--- START OF Stored rows ---

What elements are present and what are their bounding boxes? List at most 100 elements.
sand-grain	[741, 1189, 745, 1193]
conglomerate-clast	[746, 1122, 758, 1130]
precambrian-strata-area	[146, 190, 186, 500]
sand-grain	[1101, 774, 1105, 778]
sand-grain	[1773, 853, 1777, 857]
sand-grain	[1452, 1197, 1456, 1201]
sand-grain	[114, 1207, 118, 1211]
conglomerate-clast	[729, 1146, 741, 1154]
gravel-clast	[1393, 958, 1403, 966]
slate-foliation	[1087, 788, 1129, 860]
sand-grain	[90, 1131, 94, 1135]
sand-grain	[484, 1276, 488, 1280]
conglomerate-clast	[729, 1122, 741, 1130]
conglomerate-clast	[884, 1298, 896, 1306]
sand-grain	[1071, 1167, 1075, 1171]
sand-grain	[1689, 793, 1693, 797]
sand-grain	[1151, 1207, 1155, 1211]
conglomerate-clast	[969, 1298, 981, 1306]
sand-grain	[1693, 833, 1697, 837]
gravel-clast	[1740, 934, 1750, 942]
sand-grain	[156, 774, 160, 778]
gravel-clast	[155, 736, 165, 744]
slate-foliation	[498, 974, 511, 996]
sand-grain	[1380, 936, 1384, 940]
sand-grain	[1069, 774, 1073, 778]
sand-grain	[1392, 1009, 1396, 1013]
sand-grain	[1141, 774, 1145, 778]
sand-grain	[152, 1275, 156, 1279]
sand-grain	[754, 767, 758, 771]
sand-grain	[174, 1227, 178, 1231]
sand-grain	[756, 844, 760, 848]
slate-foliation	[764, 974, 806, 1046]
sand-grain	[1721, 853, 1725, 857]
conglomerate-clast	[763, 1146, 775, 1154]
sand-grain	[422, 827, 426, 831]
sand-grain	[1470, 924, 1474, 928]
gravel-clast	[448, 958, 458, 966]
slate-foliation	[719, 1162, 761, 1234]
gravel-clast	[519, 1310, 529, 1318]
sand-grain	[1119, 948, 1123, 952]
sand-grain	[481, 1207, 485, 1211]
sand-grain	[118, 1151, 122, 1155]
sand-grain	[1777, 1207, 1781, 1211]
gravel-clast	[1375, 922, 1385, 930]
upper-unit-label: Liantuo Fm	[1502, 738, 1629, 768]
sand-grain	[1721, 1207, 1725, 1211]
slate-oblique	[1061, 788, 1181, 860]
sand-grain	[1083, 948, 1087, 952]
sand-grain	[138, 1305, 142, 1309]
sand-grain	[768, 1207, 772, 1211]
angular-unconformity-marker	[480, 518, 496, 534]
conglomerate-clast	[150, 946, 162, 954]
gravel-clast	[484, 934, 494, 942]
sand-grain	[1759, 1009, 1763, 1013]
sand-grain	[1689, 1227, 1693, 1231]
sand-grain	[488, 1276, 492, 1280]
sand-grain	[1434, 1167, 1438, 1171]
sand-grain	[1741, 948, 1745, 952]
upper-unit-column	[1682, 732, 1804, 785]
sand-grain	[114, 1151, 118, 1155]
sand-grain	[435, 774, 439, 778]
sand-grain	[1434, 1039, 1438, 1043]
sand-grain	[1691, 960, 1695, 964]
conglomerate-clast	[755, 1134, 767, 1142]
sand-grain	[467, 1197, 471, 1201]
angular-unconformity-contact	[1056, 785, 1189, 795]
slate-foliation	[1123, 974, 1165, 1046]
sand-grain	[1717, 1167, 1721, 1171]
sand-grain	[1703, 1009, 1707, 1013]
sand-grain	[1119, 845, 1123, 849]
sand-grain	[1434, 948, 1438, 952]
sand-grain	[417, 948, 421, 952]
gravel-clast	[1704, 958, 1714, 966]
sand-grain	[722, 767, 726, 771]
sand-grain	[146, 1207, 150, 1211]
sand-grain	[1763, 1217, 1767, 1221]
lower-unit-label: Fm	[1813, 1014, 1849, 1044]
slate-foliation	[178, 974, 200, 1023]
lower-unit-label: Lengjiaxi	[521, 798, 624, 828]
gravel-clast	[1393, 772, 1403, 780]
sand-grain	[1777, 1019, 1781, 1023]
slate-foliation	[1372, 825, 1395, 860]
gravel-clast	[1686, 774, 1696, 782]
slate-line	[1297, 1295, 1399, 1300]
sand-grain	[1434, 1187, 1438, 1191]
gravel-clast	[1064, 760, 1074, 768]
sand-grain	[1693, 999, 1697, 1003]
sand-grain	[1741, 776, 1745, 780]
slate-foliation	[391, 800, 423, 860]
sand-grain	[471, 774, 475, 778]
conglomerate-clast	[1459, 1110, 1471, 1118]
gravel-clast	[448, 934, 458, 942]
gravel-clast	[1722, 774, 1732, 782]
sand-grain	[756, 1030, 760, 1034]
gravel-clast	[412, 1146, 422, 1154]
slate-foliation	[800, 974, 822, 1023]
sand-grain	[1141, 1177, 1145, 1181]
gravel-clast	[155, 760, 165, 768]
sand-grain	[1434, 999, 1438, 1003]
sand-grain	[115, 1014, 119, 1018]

--- END OF Stored rows ---

● What is required: Quote the records above verbatim, line for line.

● Result of this task:
What elements are present and what are their bounding boxes? List at most 100 elements.
sand-grain	[741, 1189, 745, 1193]
conglomerate-clast	[746, 1122, 758, 1130]
precambrian-strata-area	[146, 190, 186, 500]
sand-grain	[1101, 774, 1105, 778]
sand-grain	[1773, 853, 1777, 857]
sand-grain	[1452, 1197, 1456, 1201]
sand-grain	[114, 1207, 118, 1211]
conglomerate-clast	[729, 1146, 741, 1154]
gravel-clast	[1393, 958, 1403, 966]
slate-foliation	[1087, 788, 1129, 860]
sand-grain	[90, 1131, 94, 1135]
sand-grain	[484, 1276, 488, 1280]
conglomerate-clast	[729, 1122, 741, 1130]
conglomerate-clast	[884, 1298, 896, 1306]
sand-grain	[1071, 1167, 1075, 1171]
sand-grain	[1689, 793, 1693, 797]
sand-grain	[1151, 1207, 1155, 1211]
conglomerate-clast	[969, 1298, 981, 1306]
sand-grain	[1693, 833, 1697, 837]
gravel-clast	[1740, 934, 1750, 942]
sand-grain	[156, 774, 160, 778]
gravel-clast	[155, 736, 165, 744]
slate-foliation	[498, 974, 511, 996]
sand-grain	[1380, 936, 1384, 940]
sand-grain	[1069, 774, 1073, 778]
sand-grain	[1392, 1009, 1396, 1013]
sand-grain	[1141, 774, 1145, 778]
sand-grain	[152, 1275, 156, 1279]
sand-grain	[754, 767, 758, 771]
sand-grain	[174, 1227, 178, 1231]
sand-grain	[756, 844, 760, 848]
slate-foliation	[764, 974, 806, 1046]
sand-grain	[1721, 853, 1725, 857]
conglomerate-clast	[763, 1146, 775, 1154]
sand-grain	[422, 827, 426, 831]
sand-grain	[1470, 924, 1474, 928]
gravel-clast	[448, 958, 458, 966]
slate-foliation	[719, 1162, 761, 1234]
gravel-clast	[519, 1310, 529, 1318]
sand-grain	[1119, 948, 1123, 952]
sand-grain	[481, 1207, 485, 1211]
sand-grain	[118, 1151, 122, 1155]
sand-grain	[1777, 1207, 1781, 1211]
gravel-clast	[1375, 922, 1385, 930]
upper-unit-label: Liantuo Fm	[1502, 738, 1629, 768]
sand-grain	[1721, 1207, 1725, 1211]
slate-oblique	[1061, 788, 1181, 860]
sand-grain	[1083, 948, 1087, 952]
sand-grain	[138, 1305, 142, 1309]
sand-grain	[768, 1207, 772, 1211]
angular-unconformity-marker	[480, 518, 496, 534]
conglomerate-clast	[150, 946, 162, 954]
gravel-clast	[484, 934, 494, 942]
sand-grain	[1759, 1009, 1763, 1013]
sand-grain	[1689, 1227, 1693, 1231]
sand-grain	[488, 1276, 492, 1280]
sand-grain	[1434, 1167, 1438, 1171]
sand-grain	[1741, 948, 1745, 952]
upper-unit-column	[1682, 732, 1804, 785]
sand-grain	[114, 1151, 118, 1155]
sand-grain	[435, 774, 439, 778]
sand-grain	[1434, 1039, 1438, 1043]
sand-grain	[1691, 960, 1695, 964]
conglomerate-clast	[755, 1134, 767, 1142]
sand-grain	[467, 1197, 471, 1201]
angular-unconformity-contact	[1056, 785, 1189, 795]
slate-foliation	[1123, 974, 1165, 1046]
sand-grain	[1717, 1167, 1721, 1171]
sand-grain	[1703, 1009, 1707, 1013]
sand-grain	[1119, 845, 1123, 849]
sand-grain	[1434, 948, 1438, 952]
sand-grain	[417, 948, 421, 952]
gravel-clast	[1704, 958, 1714, 966]
sand-grain	[722, 767, 726, 771]
sand-grain	[146, 1207, 150, 1211]
sand-grain	[1763, 1217, 1767, 1221]
lower-unit-label: Fm	[1813, 1014, 1849, 1044]
slate-foliation	[178, 974, 200, 1023]
lower-unit-label: Lengjiaxi	[521, 798, 624, 828]
gravel-clast	[1393, 772, 1403, 780]
sand-grain	[1777, 1019, 1781, 1023]
slate-foliation	[1372, 825, 1395, 860]
gravel-clast	[1686, 774, 1696, 782]
slate-line	[1297, 1295, 1399, 1300]
sand-grain	[1434, 1187, 1438, 1191]
gravel-clast	[1064, 760, 1074, 768]
sand-grain	[1693, 999, 1697, 1003]
sand-grain	[1741, 776, 1745, 780]
slate-foliation	[391, 800, 423, 860]
sand-grain	[471, 774, 475, 778]
conglomerate-clast	[1459, 1110, 1471, 1118]
gravel-clast	[448, 934, 458, 942]
gravel-clast	[1722, 774, 1732, 782]
sand-grain	[756, 1030, 760, 1034]
gravel-clast	[412, 1146, 422, 1154]
slate-foliation	[800, 974, 822, 1023]
sand-grain	[1141, 1177, 1145, 1181]
gravel-clast	[155, 760, 165, 768]
sand-grain	[1434, 999, 1438, 1003]
sand-grain	[115, 1014, 119, 1018]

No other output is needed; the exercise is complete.